>> BEGIN RECORD SET

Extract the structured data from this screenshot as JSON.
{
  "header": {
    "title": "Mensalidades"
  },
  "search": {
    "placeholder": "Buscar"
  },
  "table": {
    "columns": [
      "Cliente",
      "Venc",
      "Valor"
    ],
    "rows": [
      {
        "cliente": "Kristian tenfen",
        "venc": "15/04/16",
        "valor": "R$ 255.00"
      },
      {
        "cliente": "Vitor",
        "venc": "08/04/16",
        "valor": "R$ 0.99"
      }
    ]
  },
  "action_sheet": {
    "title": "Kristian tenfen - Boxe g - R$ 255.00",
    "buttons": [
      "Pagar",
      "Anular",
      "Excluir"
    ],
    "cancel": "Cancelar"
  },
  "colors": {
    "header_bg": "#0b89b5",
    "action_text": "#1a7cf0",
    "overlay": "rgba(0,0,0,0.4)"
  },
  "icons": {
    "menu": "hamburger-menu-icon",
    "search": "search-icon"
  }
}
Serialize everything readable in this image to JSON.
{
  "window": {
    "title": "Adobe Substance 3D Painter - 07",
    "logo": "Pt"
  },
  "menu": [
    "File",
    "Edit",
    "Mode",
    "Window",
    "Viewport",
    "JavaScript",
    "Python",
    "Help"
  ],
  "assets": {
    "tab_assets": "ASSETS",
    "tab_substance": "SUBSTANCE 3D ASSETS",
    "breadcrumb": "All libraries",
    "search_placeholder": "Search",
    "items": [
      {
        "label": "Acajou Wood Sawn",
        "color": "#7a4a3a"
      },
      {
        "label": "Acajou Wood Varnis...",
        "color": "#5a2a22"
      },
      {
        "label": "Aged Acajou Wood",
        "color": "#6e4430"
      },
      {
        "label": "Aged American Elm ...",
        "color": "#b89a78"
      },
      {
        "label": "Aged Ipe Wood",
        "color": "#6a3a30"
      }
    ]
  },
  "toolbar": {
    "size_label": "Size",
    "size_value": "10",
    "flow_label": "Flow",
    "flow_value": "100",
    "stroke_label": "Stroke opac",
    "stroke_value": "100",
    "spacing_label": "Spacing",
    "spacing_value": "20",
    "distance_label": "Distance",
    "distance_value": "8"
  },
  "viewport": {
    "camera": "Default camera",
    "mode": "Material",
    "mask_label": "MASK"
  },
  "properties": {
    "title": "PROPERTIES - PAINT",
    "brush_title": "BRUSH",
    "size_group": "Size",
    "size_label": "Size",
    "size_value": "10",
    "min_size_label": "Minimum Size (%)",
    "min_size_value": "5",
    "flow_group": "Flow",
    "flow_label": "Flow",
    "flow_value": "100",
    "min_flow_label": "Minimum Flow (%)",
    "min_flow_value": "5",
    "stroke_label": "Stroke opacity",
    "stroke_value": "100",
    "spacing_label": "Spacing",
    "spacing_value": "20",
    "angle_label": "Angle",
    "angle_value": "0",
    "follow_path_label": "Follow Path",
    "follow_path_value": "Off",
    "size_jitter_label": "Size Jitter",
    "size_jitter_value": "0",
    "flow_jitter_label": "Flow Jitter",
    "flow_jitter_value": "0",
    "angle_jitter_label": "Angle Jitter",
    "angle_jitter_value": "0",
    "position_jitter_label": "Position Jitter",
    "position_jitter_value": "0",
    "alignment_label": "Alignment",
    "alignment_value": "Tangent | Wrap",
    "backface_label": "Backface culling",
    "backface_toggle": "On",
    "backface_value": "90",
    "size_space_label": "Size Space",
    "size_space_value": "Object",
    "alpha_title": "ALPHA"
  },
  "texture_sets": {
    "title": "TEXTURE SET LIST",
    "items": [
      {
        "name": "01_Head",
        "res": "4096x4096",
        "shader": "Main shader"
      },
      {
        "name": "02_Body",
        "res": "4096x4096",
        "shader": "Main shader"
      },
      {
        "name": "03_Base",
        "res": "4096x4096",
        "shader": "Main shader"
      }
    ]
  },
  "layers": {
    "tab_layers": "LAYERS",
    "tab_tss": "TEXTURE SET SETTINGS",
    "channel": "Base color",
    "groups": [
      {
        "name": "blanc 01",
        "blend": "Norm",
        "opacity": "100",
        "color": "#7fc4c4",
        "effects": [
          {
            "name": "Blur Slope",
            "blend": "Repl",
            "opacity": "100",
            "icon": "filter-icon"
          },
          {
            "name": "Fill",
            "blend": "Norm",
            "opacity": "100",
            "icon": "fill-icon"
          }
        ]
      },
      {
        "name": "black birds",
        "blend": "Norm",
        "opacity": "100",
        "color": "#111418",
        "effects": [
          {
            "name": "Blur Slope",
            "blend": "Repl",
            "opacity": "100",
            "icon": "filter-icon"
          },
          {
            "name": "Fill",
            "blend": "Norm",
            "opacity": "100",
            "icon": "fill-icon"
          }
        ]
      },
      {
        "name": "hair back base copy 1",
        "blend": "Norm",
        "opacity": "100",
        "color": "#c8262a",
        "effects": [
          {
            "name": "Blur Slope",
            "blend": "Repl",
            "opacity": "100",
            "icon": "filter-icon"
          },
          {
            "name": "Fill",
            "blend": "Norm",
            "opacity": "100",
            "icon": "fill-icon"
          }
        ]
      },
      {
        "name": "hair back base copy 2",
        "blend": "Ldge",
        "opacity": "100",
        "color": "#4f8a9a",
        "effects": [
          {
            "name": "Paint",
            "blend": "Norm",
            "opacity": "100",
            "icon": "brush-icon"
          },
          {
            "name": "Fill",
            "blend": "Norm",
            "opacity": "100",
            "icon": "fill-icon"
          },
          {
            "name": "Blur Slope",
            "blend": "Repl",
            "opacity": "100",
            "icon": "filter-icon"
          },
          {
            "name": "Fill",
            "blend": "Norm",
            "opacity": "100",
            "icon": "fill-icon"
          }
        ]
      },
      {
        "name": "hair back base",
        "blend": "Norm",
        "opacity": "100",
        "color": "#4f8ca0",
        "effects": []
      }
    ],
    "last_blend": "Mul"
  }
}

>> END RECORD SET

Write the data back out verbatim.

Extract the structured data from this screenshot as JSON.
{
  "header": {
    "title": "Mensalidades"
  },
  "search": {
    "placeholder": "Buscar"
  },
  "table": {
    "columns": [
      "Cliente",
      "Venc",
      "Valor"
    ],
    "rows": [
      {
        "cliente": "Kristian tenfen",
        "venc": "15/04/16",
        "valor": "R$ 255.00"
      },
      {
        "cliente": "Vitor",
        "venc": "08/04/16",
        "valor": "R$ 0.99"
      }
    ]
  },
  "action_sheet": {
    "title": "Kristian tenfen - Boxe g - R$ 255.00",
    "buttons": [
      "Pagar",
      "Anular",
      "Excluir"
    ],
    "cancel": "Cancelar"
  },
  "colors": {
    "header_bg": "#0b89b5",
    "action_text": "#1a7cf0",
    "overlay": "rgba(0,0,0,0.4)"
  },
  "icons": {
    "menu": "hamburger-menu-icon",
    "search": "search-icon"
  }
}
Serialize everything readable in this image to JSON.
{
  "window": {
    "title": "Adobe Substance 3D Painter - 07",
    "logo": "Pt"
  },
  "menu": [
    "File",
    "Edit",
    "Mode",
    "Window",
    "Viewport",
    "JavaScript",
    "Python",
    "Help"
  ],
  "assets": {
    "tab_assets": "ASSETS",
    "tab_substance": "SUBSTANCE 3D ASSETS",
    "breadcrumb": "All libraries",
    "search_placeholder": "Search",
    "items": [
      {
        "label": "Acajou Wood Sawn",
        "color": "#7a4a3a"
      },
      {
        "label": "Acajou Wood Varnis...",
        "color": "#5a2a22"
      },
      {
        "label": "Aged Acajou Wood",
        "color": "#6e4430"
      },
      {
        "label": "Aged American Elm ...",
        "color": "#b89a78"
      },
      {
        "label": "Aged Ipe Wood",
        "color": "#6a3a30"
      }
    ]
  },
  "toolbar": {
    "size_label": "Size",
    "size_value": "10",
    "flow_label": "Flow",
    "flow_value": "100",
    "stroke_label": "Stroke opac",
    "stroke_value": "100",
    "spacing_label": "Spacing",
    "spacing_value": "20",
    "distance_label": "Distance",
    "distance_value": "8"
  },
  "viewport": {
    "camera": "Default camera",
    "mode": "Material",
    "mask_label": "MASK"
  },
  "properties": {
    "title": "PROPERTIES - PAINT",
    "brush_title": "BRUSH",
    "size_group": "Size",
    "size_label": "Size",
    "size_value": "10",
    "min_size_label": "Minimum Size (%)",
    "min_size_value": "5",
    "flow_group": "Flow",
    "flow_label": "Flow",
    "flow_value": "100",
    "min_flow_label": "Minimum Flow (%)",
    "min_flow_value": "5",
    "stroke_label": "Stroke opacity",
    "stroke_value": "100",
    "spacing_label": "Spacing",
    "spacing_value": "20",
    "angle_label": "Angle",
    "angle_value": "0",
    "follow_path_label": "Follow Path",
    "follow_path_value": "Off",
    "size_jitter_label": "Size Jitter",
    "size_jitter_value": "0",
    "flow_jitter_label": "Flow Jitter",
    "flow_jitter_value": "0",
    "angle_jitter_label": "Angle Jitter",
    "angle_jitter_value": "0",
    "position_jitter_label": "Position Jitter",
    "position_jitter_value": "0",
    "alignment_label": "Alignment",
    "alignment_value": "Tangent | Wrap",
    "backface_label": "Backface culling",
    "backface_toggle": "On",
    "backface_value": "90",
    "size_space_label": "Size Space",
    "size_space_value": "Object",
    "alpha_title": "ALPHA"
  },
  "texture_sets": {
    "title": "TEXTURE SET LIST",
    "items": [
      {
        "name": "01_Head",
        "res": "4096x4096",
        "shader": "Main shader"
      },
      {
        "name": "02_Body",
        "res": "4096x4096",
        "shader": "Main shader"
      },
      {
        "name": "03_Base",
        "res": "4096x4096",
        "shader": "Main shader"
      }
    ]
  },
  "layers": {
    "tab_layers": "LAYERS",
    "tab_tss": "TEXTURE SET SETTINGS",
    "channel": "Base color",
    "groups": [
      {
        "name": "blanc 01",
        "blend": "Norm",
        "opacity": "100",
        "color": "#7fc4c4",
        "effects": [
          {
            "name": "Blur Slope",
            "blend": "Repl",
            "opacity": "100",
            "icon": "filter-icon"
          },
          {
            "name": "Fill",
            "blend": "Norm",
            "opacity": "100",
            "icon": "fill-icon"
          }
        ]
      },
      {
        "name": "black birds",
        "blend": "Norm",
        "opacity": "100",
        "color": "#111418",
        "effects": [
          {
            "name": "Blur Slope",
            "blend": "Repl",
            "opacity": "100",
            "icon": "filter-icon"
          },
          {
            "name": "Fill",
            "blend": "Norm",
            "opacity": "100",
            "icon": "fill-icon"
          }
        ]
      },
      {
        "name": "hair back base copy 1",
        "blend": "Norm",
        "opacity": "100",
        "color": "#c8262a",
        "effects": [
          {
            "name": "Blur Slope",
            "blend": "Repl",
            "opacity": "100",
            "icon": "filter-icon"
          },
          {
            "name": "Fill",
            "blend": "Norm",
            "opacity": "100",
            "icon": "fill-icon"
          }
        ]
      },
      {
        "name": "hair back base copy 2",
        "blend": "Ldge",
        "opacity": "100",
        "color": "#4f8a9a",
        "effects": [
          {
            "name": "Paint",
            "blend": "Norm",
            "opacity": "100",
            "icon": "brush-icon"
          },
          {
            "name": "Fill",
            "blend": "Norm",
            "opacity": "100",
            "icon": "fill-icon"
          },
          {
            "name": "Blur Slope",
            "blend": "Repl",
            "opacity": "100",
            "icon": "filter-icon"
          },
          {
            "name": "Fill",
            "blend": "Norm",
            "opacity": "100",
            "icon": "fill-icon"
          }
        ]
      },
      {
        "name": "hair back base",
        "blend": "Norm",
        "opacity": "100",
        "color": "#4f8ca0",
        "effects": []
      }
    ],
    "last_blend": "Mul"
  }
}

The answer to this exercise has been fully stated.